**DATA FOR PROCESSING**
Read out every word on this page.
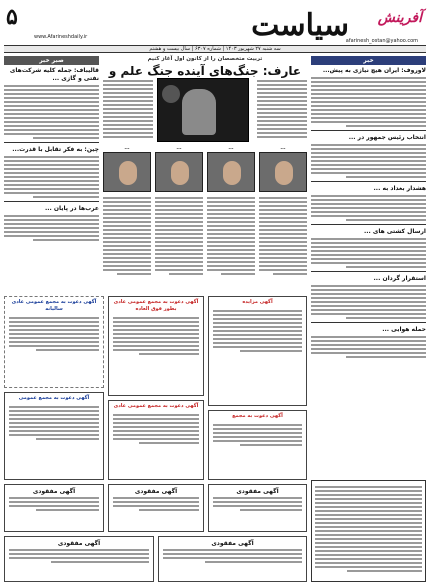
۵
www.Afarineshdaily.ir	سیاست آفرینش
afarinesh_ostan@yahoo.com
سه شنبه ۲۷ شهریور ۱۴۰۳ | شماره ۶۳۰۷ | سال بیست و هشتم
خبر
لاوروف: ایران هیچ نیازی به پیش...
انتخاب رئیس جمهور در ...
هشدار بغداد به ...
ارسال کشتی های ...
استقرار گردان ...
حمله هوایی ...
صبر خبر
قالیباف: جمله کلیه شرکت‌های نفتی و گازی ...
چین: به فکر تقابل با قدرت...
عرب‌ها در پایان ...
تربیت متخصصان را از کانون اول آغاز کنیم
عارف: جنگ‌های آینده جنگ علم و
...	...	...	...
آگهی دعوت به مجمع عمومی عادی سالیانه
آگهی دعوت به مجمع عمومی عادی بطور فوق العاده
آگهی مزایده
آگهی دعوت به مجمع عمومی
آگهی دعوت به مجمع عمومی عادی
آگهی دعوت به مجمع
آگهی مفقودی	آگهی مفقودی	آگهی مفقودی
آگهی مفقودی	آگهی مفقودی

**THE PROBLEM**
Without the pictures, print the records in full, exactly as they appear.

**FINAL RESULT**
Read out every word on this page.
۵
www.Afarineshdaily.ir	سیاست آفرینش
afarinesh_ostan@yahoo.com
سه شنبه ۲۷ شهریور ۱۴۰۳ | شماره ۶۳۰۷ | سال بیست و هشتم
خبر
لاوروف: ایران هیچ نیازی به پیش...
انتخاب رئیس جمهور در ...
هشدار بغداد به ...
ارسال کشتی های ...
استقرار گردان ...
حمله هوایی ...
صبر خبر
قالیباف: جمله کلیه شرکت‌های نفتی و گازی ...
چین: به فکر تقابل با قدرت...
عرب‌ها در پایان ...
تربیت متخصصان را از کانون اول آغاز کنیم
عارف: جنگ‌های آینده جنگ علم و
...	...	...	...
آگهی دعوت به مجمع عمومی عادی سالیانه
آگهی دعوت به مجمع عمومی عادی بطور فوق العاده
آگهی مزایده
آگهی دعوت به مجمع عمومی
آگهی دعوت به مجمع عمومی عادی
آگهی دعوت به مجمع
آگهی مفقودی	آگهی مفقودی	آگهی مفقودی
آگهی مفقودی	آگهی مفقودی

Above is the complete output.